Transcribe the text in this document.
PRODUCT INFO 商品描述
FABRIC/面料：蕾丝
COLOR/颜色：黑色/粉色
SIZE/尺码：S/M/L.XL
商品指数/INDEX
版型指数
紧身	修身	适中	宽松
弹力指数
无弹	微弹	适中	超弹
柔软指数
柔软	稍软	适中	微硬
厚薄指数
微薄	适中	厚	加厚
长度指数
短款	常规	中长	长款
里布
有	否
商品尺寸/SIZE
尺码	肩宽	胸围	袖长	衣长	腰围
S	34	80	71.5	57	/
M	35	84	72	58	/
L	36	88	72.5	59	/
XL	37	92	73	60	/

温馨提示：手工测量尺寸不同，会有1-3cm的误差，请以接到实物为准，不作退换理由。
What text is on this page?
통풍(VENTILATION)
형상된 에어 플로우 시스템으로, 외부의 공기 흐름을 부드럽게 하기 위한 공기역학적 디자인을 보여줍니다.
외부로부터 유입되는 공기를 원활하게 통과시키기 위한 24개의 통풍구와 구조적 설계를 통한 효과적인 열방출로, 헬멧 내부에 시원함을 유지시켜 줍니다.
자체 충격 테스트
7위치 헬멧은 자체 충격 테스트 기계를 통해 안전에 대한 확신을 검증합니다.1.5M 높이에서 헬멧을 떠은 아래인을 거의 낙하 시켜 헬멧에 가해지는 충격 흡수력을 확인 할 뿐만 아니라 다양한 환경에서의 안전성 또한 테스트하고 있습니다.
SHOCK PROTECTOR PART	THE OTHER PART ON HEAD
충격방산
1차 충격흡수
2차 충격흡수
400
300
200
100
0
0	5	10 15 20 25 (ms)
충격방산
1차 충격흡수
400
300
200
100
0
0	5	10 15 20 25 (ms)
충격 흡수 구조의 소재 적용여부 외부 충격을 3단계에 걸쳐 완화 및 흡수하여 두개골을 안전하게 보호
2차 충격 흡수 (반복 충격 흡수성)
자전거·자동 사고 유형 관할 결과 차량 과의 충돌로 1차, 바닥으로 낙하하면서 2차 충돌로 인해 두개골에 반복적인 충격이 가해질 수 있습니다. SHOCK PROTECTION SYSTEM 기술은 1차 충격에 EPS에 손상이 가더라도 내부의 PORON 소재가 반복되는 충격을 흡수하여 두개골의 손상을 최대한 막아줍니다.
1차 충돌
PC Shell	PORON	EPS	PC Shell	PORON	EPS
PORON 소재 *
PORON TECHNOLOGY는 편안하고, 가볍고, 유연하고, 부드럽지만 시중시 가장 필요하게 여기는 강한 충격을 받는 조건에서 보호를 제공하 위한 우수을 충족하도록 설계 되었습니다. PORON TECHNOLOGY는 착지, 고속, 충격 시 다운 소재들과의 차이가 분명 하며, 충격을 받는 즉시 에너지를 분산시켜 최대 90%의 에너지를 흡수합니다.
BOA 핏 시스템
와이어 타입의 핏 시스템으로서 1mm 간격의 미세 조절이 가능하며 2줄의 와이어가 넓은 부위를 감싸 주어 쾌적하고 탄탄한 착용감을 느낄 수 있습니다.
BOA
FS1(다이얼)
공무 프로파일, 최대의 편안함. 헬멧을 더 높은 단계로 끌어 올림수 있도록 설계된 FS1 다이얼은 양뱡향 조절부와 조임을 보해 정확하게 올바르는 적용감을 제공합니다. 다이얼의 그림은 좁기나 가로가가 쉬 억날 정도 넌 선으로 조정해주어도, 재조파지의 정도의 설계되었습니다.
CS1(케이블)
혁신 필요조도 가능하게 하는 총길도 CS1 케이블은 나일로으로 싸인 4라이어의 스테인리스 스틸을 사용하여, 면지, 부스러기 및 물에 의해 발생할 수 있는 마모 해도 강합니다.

Task >>
From the line containing "What text is on this page?" down to the last line, reproduce the records exactly. Include both ends.

Answer to the exercise >>
What text is on this page?
통풍(VENTILATION)
형상된 에어 플로우 시스템으로, 외부의 공기 흐름을 부드럽게 하기 위한 공기역학적 디자인을 보여줍니다.
외부로부터 유입되는 공기를 원활하게 통과시키기 위한 24개의 통풍구와 구조적 설계를 통한 효과적인 열방출로, 헬멧 내부에 시원함을 유지시켜 줍니다.
자체 충격 테스트
7위치 헬멧은 자체 충격 테스트 기계를 통해 안전에 대한 확신을 검증합니다.1.5M 높이에서 헬멧을 떠은 아래인을 거의 낙하 시켜 헬멧에 가해지는 충격 흡수력을 확인 할 뿐만 아니라 다양한 환경에서의 안전성 또한 테스트하고 있습니다.
SHOCK PROTECTOR PART	THE OTHER PART ON HEAD
충격방산
1차 충격흡수
2차 충격흡수
400
300
200
100
0
0	5	10 15 20 25 (ms)
충격방산
1차 충격흡수
400
300
200
100
0
0	5	10 15 20 25 (ms)
충격 흡수 구조의 소재 적용여부 외부 충격을 3단계에 걸쳐 완화 및 흡수하여 두개골을 안전하게 보호
2차 충격 흡수 (반복 충격 흡수성)
자전거·자동 사고 유형 관할 결과 차량 과의 충돌로 1차, 바닥으로 낙하하면서 2차 충돌로 인해 두개골에 반복적인 충격이 가해질 수 있습니다. SHOCK PROTECTION SYSTEM 기술은 1차 충격에 EPS에 손상이 가더라도 내부의 PORON 소재가 반복되는 충격을 흡수하여 두개골의 손상을 최대한 막아줍니다.
1차 충돌
PC Shell	PORON	EPS	PC Shell	PORON	EPS
PORON 소재 *
PORON TECHNOLOGY는 편안하고, 가볍고, 유연하고, 부드럽지만 시중시 가장 필요하게 여기는 강한 충격을 받는 조건에서 보호를 제공하 위한 우수을 충족하도록 설계 되었습니다. PORON TECHNOLOGY는 착지, 고속, 충격 시 다운 소재들과의 차이가 분명 하며, 충격을 받는 즉시 에너지를 분산시켜 최대 90%의 에너지를 흡수합니다.
BOA 핏 시스템
와이어 타입의 핏 시스템으로서 1mm 간격의 미세 조절이 가능하며 2줄의 와이어가 넓은 부위를 감싸 주어 쾌적하고 탄탄한 착용감을 느낄 수 있습니다.
BOA
FS1(다이얼)
공무 프로파일, 최대의 편안함. 헬멧을 더 높은 단계로 끌어 올림수 있도록 설계된 FS1 다이얼은 양뱡향 조절부와 조임을 보해 정확하게 올바르는 적용감을 제공합니다. 다이얼의 그림은 좁기나 가로가가 쉬 억날 정도 넌 선으로 조정해주어도, 재조파지의 정도의 설계되었습니다.
CS1(케이블)
혁신 필요조도 가능하게 하는 총길도 CS1 케이블은 나일로으로 싸인 4라이어의 스테인리스 스틸을 사용하여, 면지, 부스러기 및 물에 의해 발생할 수 있는 마모 해도 강합니다.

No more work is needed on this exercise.